Omit the images, then output each of the records below exactly.
══════════
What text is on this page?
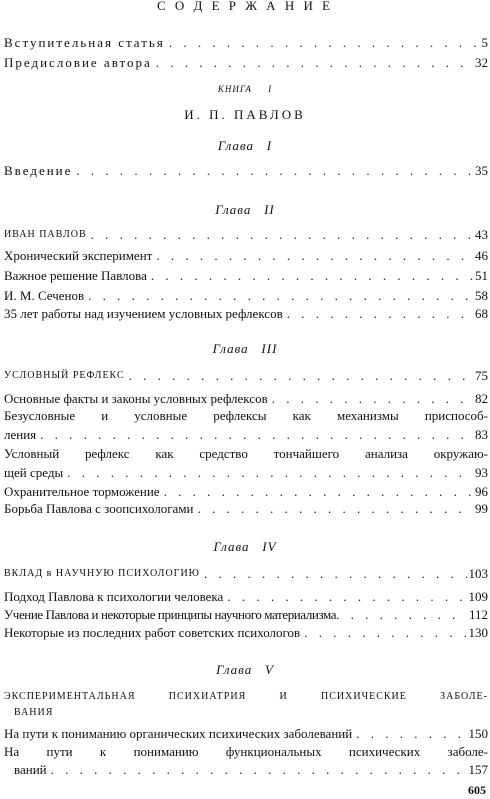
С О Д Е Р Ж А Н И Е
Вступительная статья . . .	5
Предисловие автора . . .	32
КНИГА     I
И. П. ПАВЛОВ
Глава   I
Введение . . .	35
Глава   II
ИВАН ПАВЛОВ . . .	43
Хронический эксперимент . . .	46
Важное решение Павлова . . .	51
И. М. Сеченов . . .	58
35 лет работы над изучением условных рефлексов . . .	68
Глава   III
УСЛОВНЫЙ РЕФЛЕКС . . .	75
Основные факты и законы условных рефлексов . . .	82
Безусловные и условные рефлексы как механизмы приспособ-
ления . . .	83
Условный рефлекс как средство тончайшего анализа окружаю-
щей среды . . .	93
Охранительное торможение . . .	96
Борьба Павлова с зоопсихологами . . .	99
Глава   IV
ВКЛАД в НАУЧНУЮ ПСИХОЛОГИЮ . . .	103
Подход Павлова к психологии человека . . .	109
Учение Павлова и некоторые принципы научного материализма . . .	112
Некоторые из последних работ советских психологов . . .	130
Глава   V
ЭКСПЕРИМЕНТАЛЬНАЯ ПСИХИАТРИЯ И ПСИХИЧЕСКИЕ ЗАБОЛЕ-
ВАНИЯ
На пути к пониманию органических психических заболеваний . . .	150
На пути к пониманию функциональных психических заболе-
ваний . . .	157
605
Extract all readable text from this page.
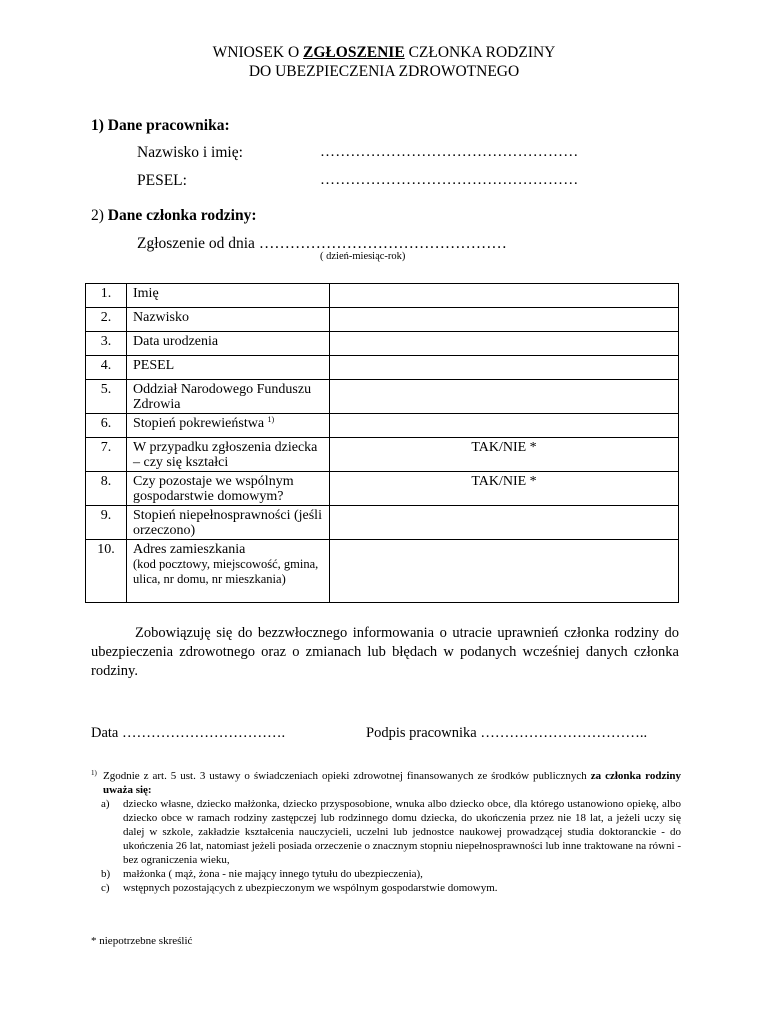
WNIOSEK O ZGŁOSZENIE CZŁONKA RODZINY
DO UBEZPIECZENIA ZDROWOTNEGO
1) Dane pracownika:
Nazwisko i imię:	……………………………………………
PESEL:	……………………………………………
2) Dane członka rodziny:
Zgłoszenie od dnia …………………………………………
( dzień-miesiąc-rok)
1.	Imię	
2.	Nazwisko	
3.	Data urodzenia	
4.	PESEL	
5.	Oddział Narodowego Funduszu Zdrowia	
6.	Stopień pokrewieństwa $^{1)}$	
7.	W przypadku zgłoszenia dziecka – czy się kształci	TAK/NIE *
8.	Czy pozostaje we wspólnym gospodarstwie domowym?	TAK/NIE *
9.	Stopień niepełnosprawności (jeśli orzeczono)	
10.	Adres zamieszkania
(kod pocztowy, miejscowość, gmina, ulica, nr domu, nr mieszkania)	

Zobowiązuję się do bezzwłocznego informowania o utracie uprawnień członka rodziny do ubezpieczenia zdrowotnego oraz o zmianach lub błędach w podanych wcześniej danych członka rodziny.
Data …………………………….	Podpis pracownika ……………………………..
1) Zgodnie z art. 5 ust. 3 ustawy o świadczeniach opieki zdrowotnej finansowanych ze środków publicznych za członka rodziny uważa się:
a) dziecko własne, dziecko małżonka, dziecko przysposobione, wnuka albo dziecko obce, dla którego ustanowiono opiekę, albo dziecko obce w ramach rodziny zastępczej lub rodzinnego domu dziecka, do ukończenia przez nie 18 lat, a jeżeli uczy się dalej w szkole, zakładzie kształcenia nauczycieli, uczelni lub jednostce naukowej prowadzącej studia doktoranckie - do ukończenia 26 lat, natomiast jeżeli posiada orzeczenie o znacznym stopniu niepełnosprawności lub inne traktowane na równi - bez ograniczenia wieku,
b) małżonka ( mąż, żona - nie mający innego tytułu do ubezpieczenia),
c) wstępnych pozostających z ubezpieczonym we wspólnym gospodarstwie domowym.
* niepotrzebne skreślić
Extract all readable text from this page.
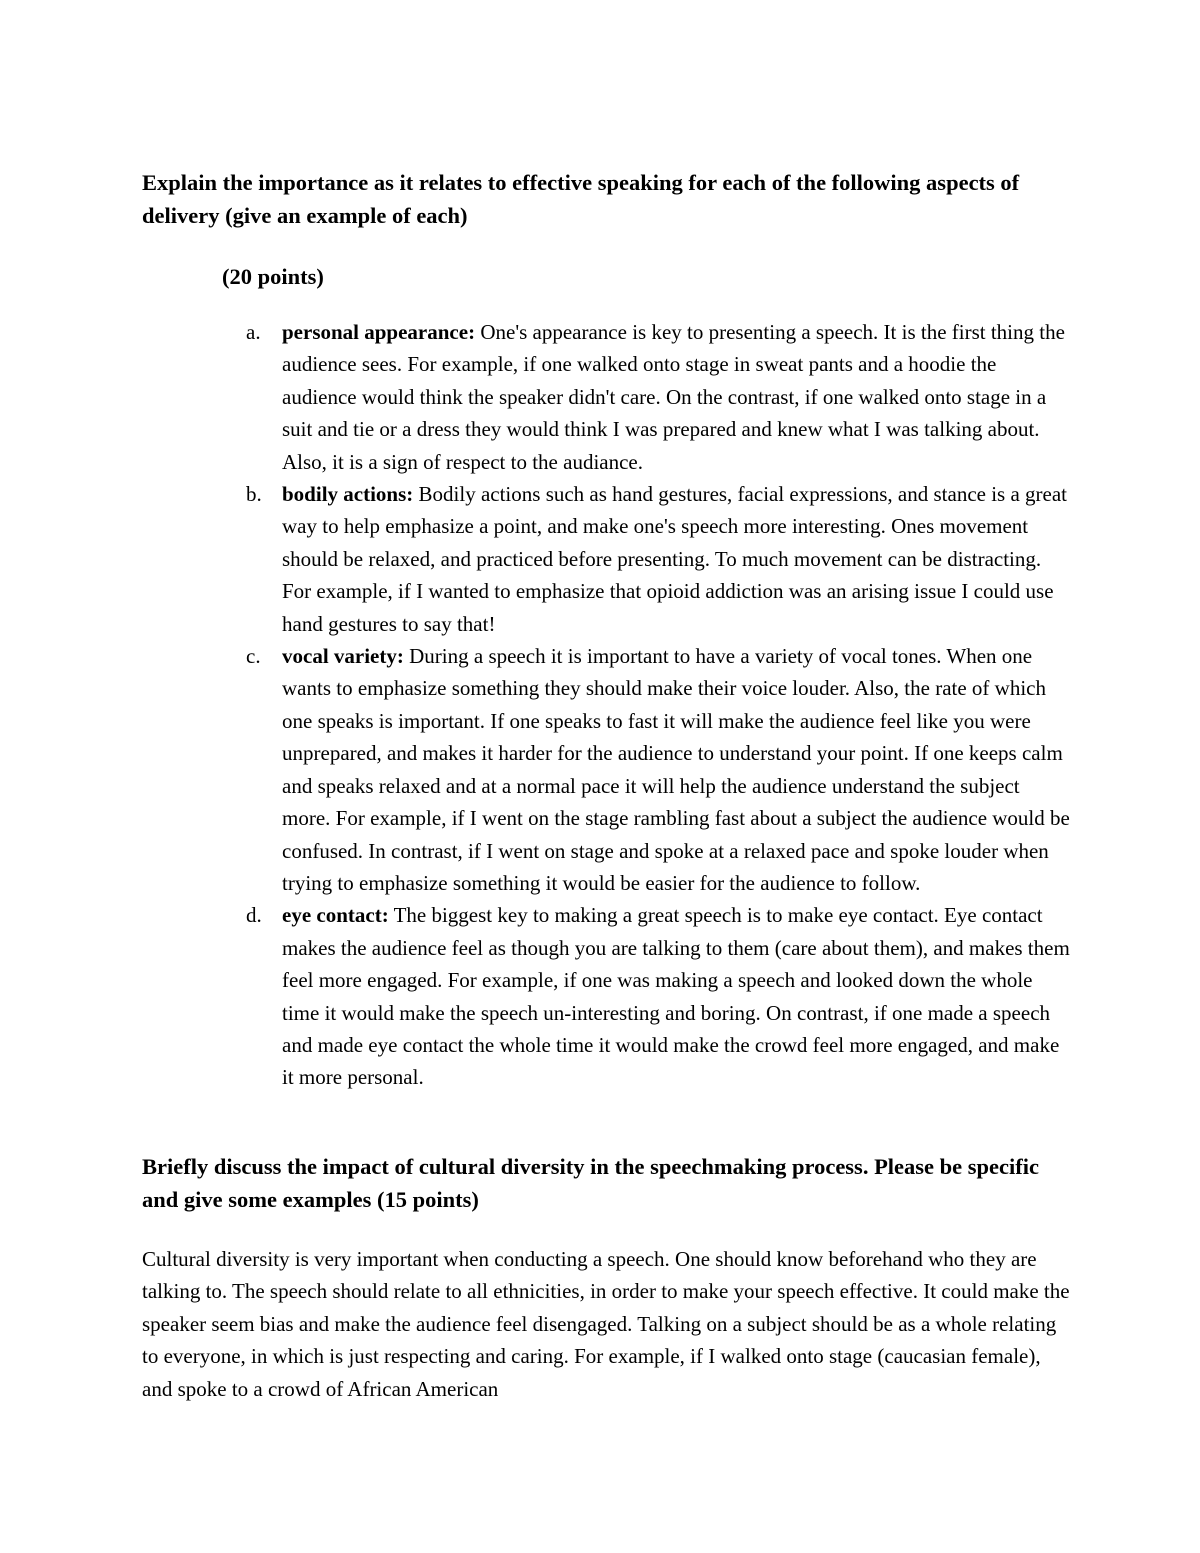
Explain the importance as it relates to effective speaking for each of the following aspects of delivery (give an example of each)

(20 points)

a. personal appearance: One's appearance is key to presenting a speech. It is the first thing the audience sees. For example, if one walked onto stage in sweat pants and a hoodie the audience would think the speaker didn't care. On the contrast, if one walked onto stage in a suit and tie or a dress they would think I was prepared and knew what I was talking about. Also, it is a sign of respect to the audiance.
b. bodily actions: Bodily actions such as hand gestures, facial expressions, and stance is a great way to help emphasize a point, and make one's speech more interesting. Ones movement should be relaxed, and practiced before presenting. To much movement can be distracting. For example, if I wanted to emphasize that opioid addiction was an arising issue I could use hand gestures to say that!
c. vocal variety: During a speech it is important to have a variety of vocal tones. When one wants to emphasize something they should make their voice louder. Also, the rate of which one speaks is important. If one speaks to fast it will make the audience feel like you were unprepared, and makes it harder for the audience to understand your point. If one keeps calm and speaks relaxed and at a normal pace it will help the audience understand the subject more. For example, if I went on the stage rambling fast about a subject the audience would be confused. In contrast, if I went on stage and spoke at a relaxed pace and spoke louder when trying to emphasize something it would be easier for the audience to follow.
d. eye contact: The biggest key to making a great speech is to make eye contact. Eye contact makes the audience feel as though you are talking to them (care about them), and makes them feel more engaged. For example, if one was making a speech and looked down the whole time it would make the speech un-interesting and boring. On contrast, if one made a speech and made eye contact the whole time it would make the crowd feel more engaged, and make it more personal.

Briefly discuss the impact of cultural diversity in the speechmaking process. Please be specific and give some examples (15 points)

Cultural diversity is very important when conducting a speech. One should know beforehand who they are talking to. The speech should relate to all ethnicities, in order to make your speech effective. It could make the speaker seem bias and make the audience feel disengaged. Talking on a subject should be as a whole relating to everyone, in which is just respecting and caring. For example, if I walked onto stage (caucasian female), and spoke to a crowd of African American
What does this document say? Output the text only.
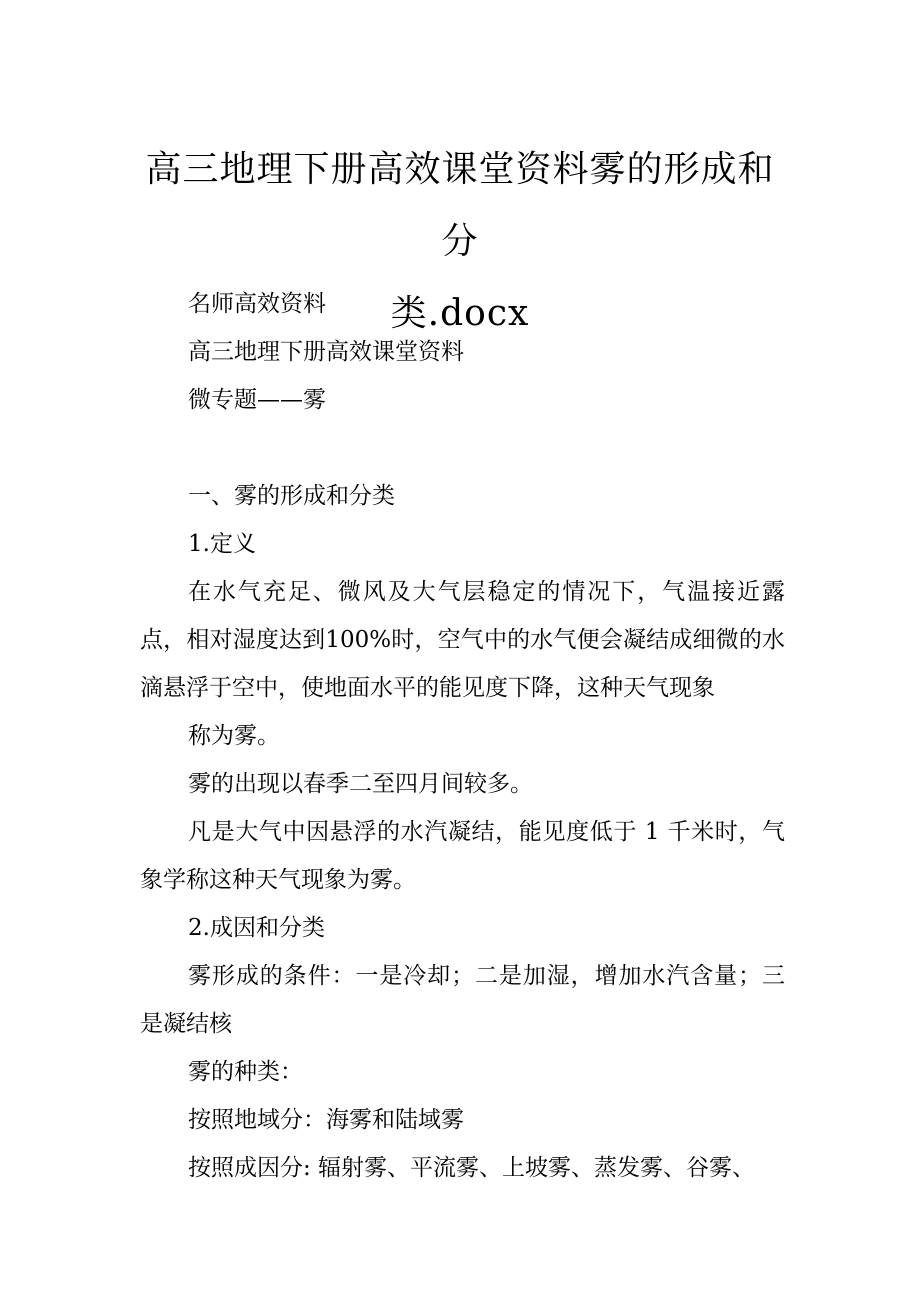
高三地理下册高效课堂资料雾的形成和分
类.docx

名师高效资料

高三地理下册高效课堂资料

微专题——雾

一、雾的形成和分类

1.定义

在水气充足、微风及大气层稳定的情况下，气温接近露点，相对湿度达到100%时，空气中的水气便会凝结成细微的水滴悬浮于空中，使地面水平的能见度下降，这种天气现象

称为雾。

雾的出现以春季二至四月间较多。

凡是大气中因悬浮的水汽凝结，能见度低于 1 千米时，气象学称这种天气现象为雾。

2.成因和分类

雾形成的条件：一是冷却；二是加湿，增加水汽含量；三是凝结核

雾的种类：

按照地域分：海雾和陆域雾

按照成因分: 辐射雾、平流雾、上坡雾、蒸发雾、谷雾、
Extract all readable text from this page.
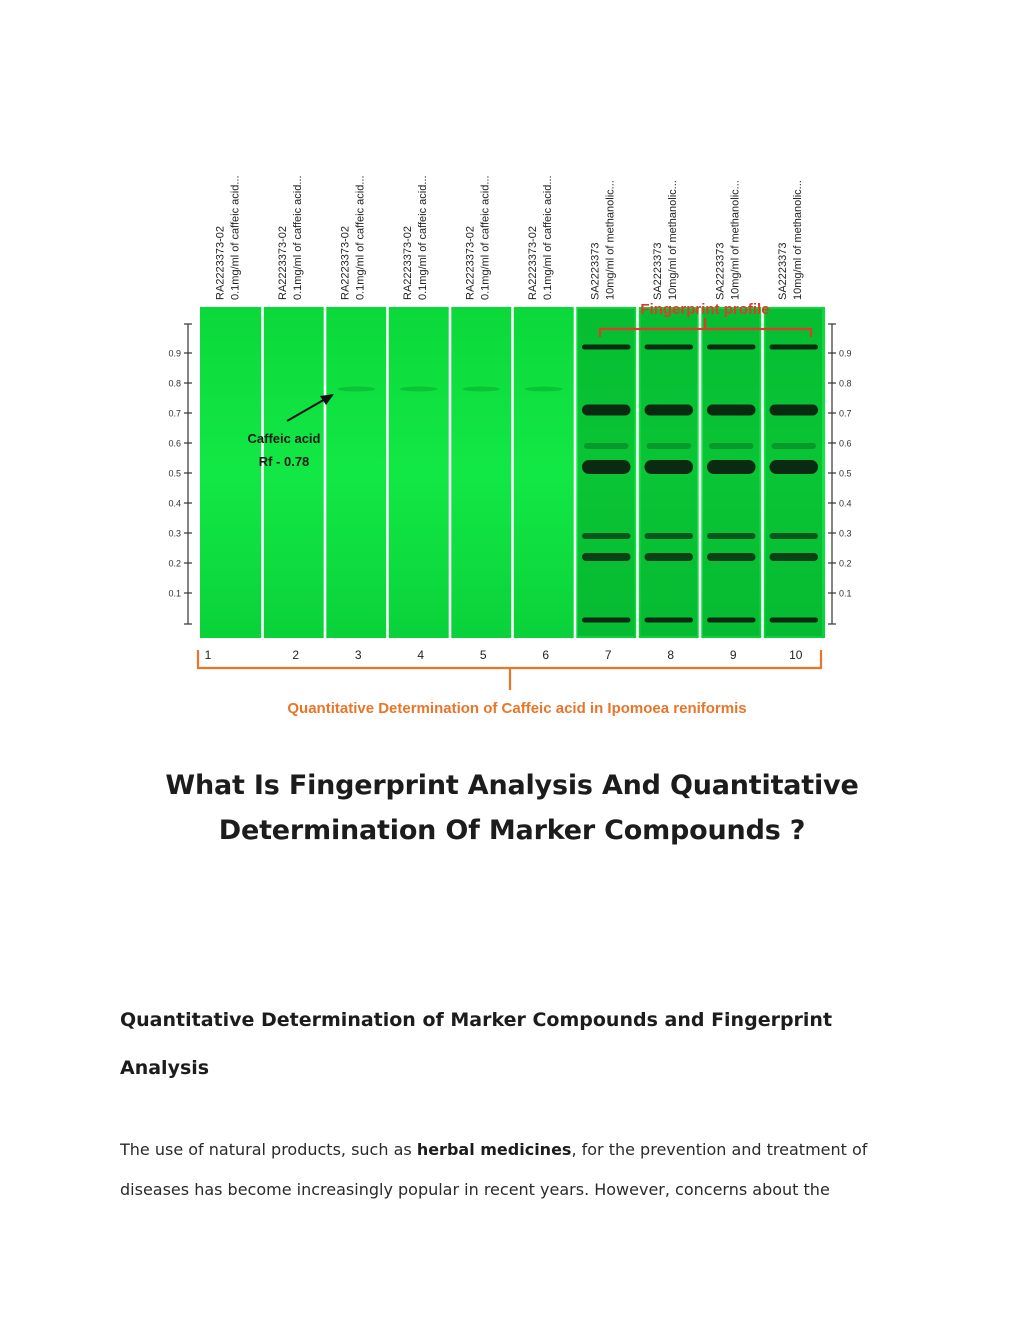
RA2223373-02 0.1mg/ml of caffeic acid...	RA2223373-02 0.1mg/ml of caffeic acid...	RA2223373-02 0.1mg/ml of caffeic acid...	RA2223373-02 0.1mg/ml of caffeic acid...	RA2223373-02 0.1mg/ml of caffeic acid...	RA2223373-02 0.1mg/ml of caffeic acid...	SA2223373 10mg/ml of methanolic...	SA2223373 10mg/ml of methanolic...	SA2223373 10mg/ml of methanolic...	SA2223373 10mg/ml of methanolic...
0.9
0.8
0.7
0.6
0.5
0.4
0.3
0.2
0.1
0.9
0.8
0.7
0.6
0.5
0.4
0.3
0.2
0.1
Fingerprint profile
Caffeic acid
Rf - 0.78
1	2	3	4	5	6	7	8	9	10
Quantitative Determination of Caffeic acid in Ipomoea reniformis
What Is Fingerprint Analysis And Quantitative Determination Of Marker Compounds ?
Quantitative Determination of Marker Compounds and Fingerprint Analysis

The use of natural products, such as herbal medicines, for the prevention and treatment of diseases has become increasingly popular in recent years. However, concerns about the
══════════
_Written response:_
What text is on this page?
С О Д Е Р Ж А Н И Е
Вступительная статья . . .	5
Предисловие автора . . .	32
КНИГА     I
И. П. ПАВЛОВ
Глава   I
Введение . . .	35
Глава   II
ИВАН ПАВЛОВ . . .	43
Хронический эксперимент . . .	46
Важное решение Павлова . . .	51
И. М. Сеченов . . .	58
35 лет работы над изучением условных рефлексов . . .	68
Глава   III
УСЛОВНЫЙ РЕФЛЕКС . . .	75
Основные факты и законы условных рефлексов . . .	82
Безусловные и условные рефлексы как механизмы приспособ-
ления . . .	83
Условный рефлекс как средство тончайшего анализа окружаю-
щей среды . . .	93
Охранительное торможение . . .	96
Борьба Павлова с зоопсихологами . . .	99
Глава   IV
ВКЛАД в НАУЧНУЮ ПСИХОЛОГИЮ . . .	103
Подход Павлова к психологии человека . . .	109
Учение Павлова и некоторые принципы научного материализма . . .	112
Некоторые из последних работ советских психологов . . .	130
Глава   V
ЭКСПЕРИМЕНТАЛЬНАЯ ПСИХИАТРИЯ И ПСИХИЧЕСКИЕ ЗАБОЛЕ-
ВАНИЯ
На пути к пониманию органических психических заболеваний . . .	150
На пути к пониманию функциональных психических заболе-
ваний . . .	157
605
Extract all readable text from this page.
WNIOSEK O ZGŁOSZENIE CZŁONKA RODZINY
DO UBEZPIECZENIA ZDROWOTNEGO
1) Dane pracownika:
Nazwisko i imię:	……………………………………………
PESEL:	……………………………………………
2) Dane członka rodziny:
Zgłoszenie od dnia …………………………………………
( dzień-miesiąc-rok)
1.	Imię	
2.	Nazwisko	
3.	Data urodzenia	
4.	PESEL	
5.	Oddział Narodowego Funduszu Zdrowia	
6.	Stopień pokrewieństwa $^{1)}$	
7.	W przypadku zgłoszenia dziecka – czy się kształci	TAK/NIE *
8.	Czy pozostaje we wspólnym gospodarstwie domowym?	TAK/NIE *
9.	Stopień niepełnosprawności (jeśli orzeczono)	
10.	Adres zamieszkania
(kod pocztowy, miejscowość, gmina, ulica, nr domu, nr mieszkania)	

Zobowiązuję się do bezzwłocznego informowania o utracie uprawnień członka rodziny do ubezpieczenia zdrowotnego oraz o zmianach lub błędach w podanych wcześniej danych członka rodziny.
Data …………………………….	Podpis pracownika ……………………………..
1) Zgodnie z art. 5 ust. 3 ustawy o świadczeniach opieki zdrowotnej finansowanych ze środków publicznych za członka rodziny uważa się:
a) dziecko własne, dziecko małżonka, dziecko przysposobione, wnuka albo dziecko obce, dla którego ustanowiono opiekę, albo dziecko obce w ramach rodziny zastępczej lub rodzinnego domu dziecka, do ukończenia przez nie 18 lat, a jeżeli uczy się dalej w szkole, zakładzie kształcenia nauczycieli, uczelni lub jednostce naukowej prowadzącej studia doktoranckie - do ukończenia 26 lat, natomiast jeżeli posiada orzeczenie o znacznym stopniu niepełnosprawności lub inne traktowane na równi - bez ograniczenia wieku,
b) małżonka ( mąż, żona - nie mający innego tytułu do ubezpieczenia),
c) wstępnych pozostających z ubezpieczonym we wspólnym gospodarstwie domowym.
* niepotrzebne skreślić
Extract all readable text from this page.
Explain the importance as it relates to effective speaking for each of the following aspects of delivery (give an example of each)

(20 points)

a. personal appearance: One's appearance is key to presenting a speech. It is the first thing the audience sees. For example, if one walked onto stage in sweat pants and a hoodie the audience would think the speaker didn't care. On the contrast, if one walked onto stage in a suit and tie or a dress they would think I was prepared and knew what I was talking about. Also, it is a sign of respect to the audiance.
b. bodily actions: Bodily actions such as hand gestures, facial expressions, and stance is a great way to help emphasize a point, and make one's speech more interesting. Ones movement should be relaxed, and practiced before presenting. To much movement can be distracting. For example, if I wanted to emphasize that opioid addiction was an arising issue I could use hand gestures to say that!
c. vocal variety: During a speech it is important to have a variety of vocal tones. When one wants to emphasize something they should make their voice louder. Also, the rate of which one speaks is important. If one speaks to fast it will make the audience feel like you were unprepared, and makes it harder for the audience to understand your point. If one keeps calm and speaks relaxed and at a normal pace it will help the audience understand the subject more. For example, if I went on the stage rambling fast about a subject the audience would be confused. In contrast, if I went on stage and spoke at a relaxed pace and spoke louder when trying to emphasize something it would be easier for the audience to follow.
d. eye contact: The biggest key to making a great speech is to make eye contact. Eye contact makes the audience feel as though you are talking to them (care about them), and makes them feel more engaged. For example, if one was making a speech and looked down the whole time it would make the speech un-interesting and boring. On contrast, if one made a speech and made eye contact the whole time it would make the crowd feel more engaged, and make it more personal.

Briefly discuss the impact of cultural diversity in the speechmaking process. Please be specific and give some examples (15 points)

Cultural diversity is very important when conducting a speech. One should know beforehand who they are talking to. The speech should relate to all ethnicities, in order to make your speech effective. It could make the speaker seem bias and make the audience feel disengaged. Talking on a subject should be as a whole relating to everyone, in which is just respecting and caring. For example, if I walked onto stage (caucasian female), and spoke to a crowd of African American
What does this document say? Output the text only.
高三地理下册高效课堂资料雾的形成和分
类.docx

名师高效资料

高三地理下册高效课堂资料

微专题——雾

一、雾的形成和分类

1.定义

在水气充足、微风及大气层稳定的情况下，气温接近露点，相对湿度达到100%时，空气中的水气便会凝结成细微的水滴悬浮于空中，使地面水平的能见度下降，这种天气现象

称为雾。

雾的出现以春季二至四月间较多。

凡是大气中因悬浮的水汽凝结，能见度低于 1 千米时，气象学称这种天气现象为雾。

2.成因和分类

雾形成的条件：一是冷却；二是加湿，增加水汽含量；三是凝结核

雾的种类：

按照地域分：海雾和陆域雾

按照成因分: 辐射雾、平流雾、上坡雾、蒸发雾、谷雾、
Extract all readable text from this page.
RA2223373-02 0.1mg/ml of caffeic acid...	RA2223373-02 0.1mg/ml of caffeic acid...	RA2223373-02 0.1mg/ml of caffeic acid...	RA2223373-02 0.1mg/ml of caffeic acid...	RA2223373-02 0.1mg/ml of caffeic acid...	RA2223373-02 0.1mg/ml of caffeic acid...	SA2223373 10mg/ml of methanolic...	SA2223373 10mg/ml of methanolic...	SA2223373 10mg/ml of methanolic...	SA2223373 10mg/ml of methanolic...
0.9
0.8
0.7
0.6
0.5
0.4
0.3
0.2
0.1
0.9
0.8
0.7
0.6
0.5
0.4
0.3
0.2
0.1
Fingerprint profile
Caffeic acid
Rf - 0.78
1	2	3	4	5	6	7	8	9	10
Quantitative Determination of Caffeic acid in Ipomoea reniformis
What Is Fingerprint Analysis And Quantitative Determination Of Marker Compounds ?
Quantitative Determination of Marker Compounds and Fingerprint Analysis

The use of natural products, such as herbal medicines, for the prevention and treatment of diseases has become increasingly popular in recent years. However, concerns about the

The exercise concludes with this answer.